Reproduce the rows from the start through the line containing "record-title: 養生粗糧土豆 — [146, 306, 230, 322]", renaming "hotpot-image" to "hotpot-photo" and leaving everything else unchanged.

___ MATERIAL PROVIDED ___

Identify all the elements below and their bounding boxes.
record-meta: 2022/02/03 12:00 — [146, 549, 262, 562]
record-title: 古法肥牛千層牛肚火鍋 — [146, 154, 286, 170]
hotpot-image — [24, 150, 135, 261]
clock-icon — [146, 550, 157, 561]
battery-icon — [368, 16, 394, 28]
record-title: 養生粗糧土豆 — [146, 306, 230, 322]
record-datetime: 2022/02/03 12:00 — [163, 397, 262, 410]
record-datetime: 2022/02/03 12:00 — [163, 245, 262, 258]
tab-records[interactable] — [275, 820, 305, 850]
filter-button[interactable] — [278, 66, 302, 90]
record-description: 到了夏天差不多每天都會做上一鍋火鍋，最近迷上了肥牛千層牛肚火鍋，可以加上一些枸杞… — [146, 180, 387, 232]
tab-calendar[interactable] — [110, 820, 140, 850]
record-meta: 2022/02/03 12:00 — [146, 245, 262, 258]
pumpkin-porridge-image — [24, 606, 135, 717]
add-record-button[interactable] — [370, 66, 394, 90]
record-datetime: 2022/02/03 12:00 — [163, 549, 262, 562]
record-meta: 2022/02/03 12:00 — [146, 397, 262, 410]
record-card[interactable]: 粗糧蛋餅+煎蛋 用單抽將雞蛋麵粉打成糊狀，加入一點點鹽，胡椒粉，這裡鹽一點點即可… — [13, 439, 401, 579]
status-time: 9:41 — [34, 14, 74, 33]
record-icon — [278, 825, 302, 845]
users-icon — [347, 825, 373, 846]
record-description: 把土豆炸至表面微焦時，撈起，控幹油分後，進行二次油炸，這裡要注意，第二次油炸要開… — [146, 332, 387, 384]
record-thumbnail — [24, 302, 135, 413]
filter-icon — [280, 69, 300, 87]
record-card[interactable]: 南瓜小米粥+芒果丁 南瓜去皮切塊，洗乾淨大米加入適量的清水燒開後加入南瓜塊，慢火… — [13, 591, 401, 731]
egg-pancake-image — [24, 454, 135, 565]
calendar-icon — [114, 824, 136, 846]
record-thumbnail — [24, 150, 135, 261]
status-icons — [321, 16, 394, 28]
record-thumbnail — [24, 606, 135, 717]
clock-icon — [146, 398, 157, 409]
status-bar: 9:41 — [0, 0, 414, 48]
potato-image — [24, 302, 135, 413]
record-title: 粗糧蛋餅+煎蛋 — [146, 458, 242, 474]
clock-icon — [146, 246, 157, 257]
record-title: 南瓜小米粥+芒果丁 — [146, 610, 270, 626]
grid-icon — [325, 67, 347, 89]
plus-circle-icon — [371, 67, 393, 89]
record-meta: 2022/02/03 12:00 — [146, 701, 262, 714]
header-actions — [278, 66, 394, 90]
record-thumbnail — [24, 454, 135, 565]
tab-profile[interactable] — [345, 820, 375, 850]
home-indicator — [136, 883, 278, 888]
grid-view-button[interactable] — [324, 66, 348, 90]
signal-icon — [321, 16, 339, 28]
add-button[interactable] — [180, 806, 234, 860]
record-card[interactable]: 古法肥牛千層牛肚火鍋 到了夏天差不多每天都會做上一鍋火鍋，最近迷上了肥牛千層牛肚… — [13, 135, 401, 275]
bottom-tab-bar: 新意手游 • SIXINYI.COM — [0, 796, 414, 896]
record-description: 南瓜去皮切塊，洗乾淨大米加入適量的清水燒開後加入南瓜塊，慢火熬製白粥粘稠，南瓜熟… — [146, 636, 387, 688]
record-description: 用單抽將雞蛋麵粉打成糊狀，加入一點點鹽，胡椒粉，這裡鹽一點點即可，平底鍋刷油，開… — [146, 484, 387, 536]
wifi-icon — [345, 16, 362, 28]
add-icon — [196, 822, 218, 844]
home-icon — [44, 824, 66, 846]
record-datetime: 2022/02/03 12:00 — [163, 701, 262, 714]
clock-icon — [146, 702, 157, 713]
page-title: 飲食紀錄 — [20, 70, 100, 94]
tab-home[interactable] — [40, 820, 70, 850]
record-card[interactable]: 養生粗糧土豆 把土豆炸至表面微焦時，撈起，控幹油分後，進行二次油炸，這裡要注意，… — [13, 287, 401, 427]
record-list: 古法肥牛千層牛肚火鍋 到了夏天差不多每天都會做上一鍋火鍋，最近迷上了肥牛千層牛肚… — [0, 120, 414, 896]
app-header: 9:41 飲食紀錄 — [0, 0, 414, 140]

___

▶ CORRECT ANSWER:
Identify all the elements below and their bounding boxes.
record-meta: 2022/02/03 12:00 — [146, 549, 262, 562]
record-title: 古法肥牛千層牛肚火鍋 — [146, 154, 286, 170]
hotpot-photo — [24, 150, 135, 261]
clock-icon — [146, 550, 157, 561]
battery-icon — [368, 16, 394, 28]
record-title: 養生粗糧土豆 — [146, 306, 230, 322]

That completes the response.